### Stated goal
Copy all lines in which the word "TradingView" can be found.

Figure data in JSON:
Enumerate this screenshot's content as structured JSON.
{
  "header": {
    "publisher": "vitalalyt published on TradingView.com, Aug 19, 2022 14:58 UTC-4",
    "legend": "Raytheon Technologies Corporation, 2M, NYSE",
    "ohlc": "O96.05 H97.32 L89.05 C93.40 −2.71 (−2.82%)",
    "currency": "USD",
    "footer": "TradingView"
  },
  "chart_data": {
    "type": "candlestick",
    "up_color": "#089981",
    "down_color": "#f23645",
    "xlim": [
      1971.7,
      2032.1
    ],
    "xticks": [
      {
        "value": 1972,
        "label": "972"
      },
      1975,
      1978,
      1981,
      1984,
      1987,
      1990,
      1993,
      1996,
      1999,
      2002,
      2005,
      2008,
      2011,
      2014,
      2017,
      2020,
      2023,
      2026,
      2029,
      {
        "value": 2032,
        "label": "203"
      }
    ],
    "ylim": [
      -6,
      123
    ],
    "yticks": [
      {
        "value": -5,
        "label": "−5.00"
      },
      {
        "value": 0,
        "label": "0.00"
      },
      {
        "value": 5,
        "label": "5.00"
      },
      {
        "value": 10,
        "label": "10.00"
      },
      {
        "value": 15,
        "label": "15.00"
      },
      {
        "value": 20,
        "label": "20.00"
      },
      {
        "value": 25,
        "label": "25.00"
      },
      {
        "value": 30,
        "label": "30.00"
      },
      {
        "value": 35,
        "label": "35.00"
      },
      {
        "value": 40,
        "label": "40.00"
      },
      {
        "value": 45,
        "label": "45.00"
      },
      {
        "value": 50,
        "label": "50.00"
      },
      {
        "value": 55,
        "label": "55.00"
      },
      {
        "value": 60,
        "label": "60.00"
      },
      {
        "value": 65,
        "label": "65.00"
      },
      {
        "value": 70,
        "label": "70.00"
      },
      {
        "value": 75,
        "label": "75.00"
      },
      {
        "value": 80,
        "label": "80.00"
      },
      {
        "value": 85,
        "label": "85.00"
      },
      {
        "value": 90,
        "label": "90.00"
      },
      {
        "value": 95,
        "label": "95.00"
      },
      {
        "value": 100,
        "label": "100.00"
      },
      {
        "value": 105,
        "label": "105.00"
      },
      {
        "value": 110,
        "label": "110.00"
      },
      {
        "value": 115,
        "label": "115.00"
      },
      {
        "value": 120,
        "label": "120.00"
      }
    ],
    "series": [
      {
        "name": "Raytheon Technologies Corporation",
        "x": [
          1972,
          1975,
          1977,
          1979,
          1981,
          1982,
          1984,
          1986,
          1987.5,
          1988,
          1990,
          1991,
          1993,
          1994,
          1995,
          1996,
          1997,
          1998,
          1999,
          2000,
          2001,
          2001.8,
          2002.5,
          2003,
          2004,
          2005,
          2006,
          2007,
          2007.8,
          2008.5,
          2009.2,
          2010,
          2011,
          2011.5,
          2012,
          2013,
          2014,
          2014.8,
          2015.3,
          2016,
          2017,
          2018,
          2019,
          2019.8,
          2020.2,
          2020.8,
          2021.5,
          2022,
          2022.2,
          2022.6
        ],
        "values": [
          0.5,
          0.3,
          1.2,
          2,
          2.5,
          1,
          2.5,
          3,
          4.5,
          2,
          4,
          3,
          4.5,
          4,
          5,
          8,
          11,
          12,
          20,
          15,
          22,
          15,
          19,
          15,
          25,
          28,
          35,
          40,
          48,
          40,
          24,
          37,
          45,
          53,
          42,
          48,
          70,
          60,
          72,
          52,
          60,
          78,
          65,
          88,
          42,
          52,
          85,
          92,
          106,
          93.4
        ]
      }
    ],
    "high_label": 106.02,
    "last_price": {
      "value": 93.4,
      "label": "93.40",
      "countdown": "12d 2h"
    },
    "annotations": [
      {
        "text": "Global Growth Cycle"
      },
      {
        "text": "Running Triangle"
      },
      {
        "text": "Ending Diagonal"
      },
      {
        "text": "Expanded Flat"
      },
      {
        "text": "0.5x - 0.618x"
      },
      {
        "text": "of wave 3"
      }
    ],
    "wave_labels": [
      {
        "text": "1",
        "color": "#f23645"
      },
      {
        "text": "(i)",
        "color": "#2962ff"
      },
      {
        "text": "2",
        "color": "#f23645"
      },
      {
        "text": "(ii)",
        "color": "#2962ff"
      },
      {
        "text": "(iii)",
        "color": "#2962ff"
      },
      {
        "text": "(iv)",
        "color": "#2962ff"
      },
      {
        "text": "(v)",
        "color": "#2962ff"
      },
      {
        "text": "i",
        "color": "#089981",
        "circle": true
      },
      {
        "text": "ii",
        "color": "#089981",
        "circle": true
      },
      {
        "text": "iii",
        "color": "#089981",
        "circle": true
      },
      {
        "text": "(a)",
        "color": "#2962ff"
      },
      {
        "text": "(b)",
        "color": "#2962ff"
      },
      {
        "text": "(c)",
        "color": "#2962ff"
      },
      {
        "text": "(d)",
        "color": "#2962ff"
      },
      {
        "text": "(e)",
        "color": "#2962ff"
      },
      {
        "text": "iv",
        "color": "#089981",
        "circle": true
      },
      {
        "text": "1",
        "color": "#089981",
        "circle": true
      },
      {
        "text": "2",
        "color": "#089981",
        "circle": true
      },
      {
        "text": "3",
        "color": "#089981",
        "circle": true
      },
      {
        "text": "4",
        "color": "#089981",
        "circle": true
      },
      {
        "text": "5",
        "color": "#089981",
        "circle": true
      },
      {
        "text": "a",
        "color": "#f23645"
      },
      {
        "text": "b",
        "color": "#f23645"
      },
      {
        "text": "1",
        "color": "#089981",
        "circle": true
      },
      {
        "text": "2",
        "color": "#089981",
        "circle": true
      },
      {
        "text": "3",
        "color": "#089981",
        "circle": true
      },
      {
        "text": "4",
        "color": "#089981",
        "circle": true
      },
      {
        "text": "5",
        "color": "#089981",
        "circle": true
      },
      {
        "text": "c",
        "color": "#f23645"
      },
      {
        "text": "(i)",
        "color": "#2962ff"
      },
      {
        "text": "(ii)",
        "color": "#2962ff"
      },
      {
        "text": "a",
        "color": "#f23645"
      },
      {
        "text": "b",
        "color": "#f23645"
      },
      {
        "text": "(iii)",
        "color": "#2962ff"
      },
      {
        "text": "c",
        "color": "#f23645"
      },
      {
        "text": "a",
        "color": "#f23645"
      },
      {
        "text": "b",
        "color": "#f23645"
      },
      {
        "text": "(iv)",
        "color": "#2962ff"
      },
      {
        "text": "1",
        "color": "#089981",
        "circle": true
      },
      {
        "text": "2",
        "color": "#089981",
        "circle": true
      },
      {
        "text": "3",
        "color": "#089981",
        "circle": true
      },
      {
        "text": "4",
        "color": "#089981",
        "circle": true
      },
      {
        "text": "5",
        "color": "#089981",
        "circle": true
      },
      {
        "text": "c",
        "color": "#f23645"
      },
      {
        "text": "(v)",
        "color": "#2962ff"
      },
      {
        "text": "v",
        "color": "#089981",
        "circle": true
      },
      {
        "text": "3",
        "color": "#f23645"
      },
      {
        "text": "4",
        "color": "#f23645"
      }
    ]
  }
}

### Solution to the exercise
    "publisher": "vitalalyt published on TradingView.com, Aug 19, 2022 14:58 UTC-4",
    "footer": "TradingView"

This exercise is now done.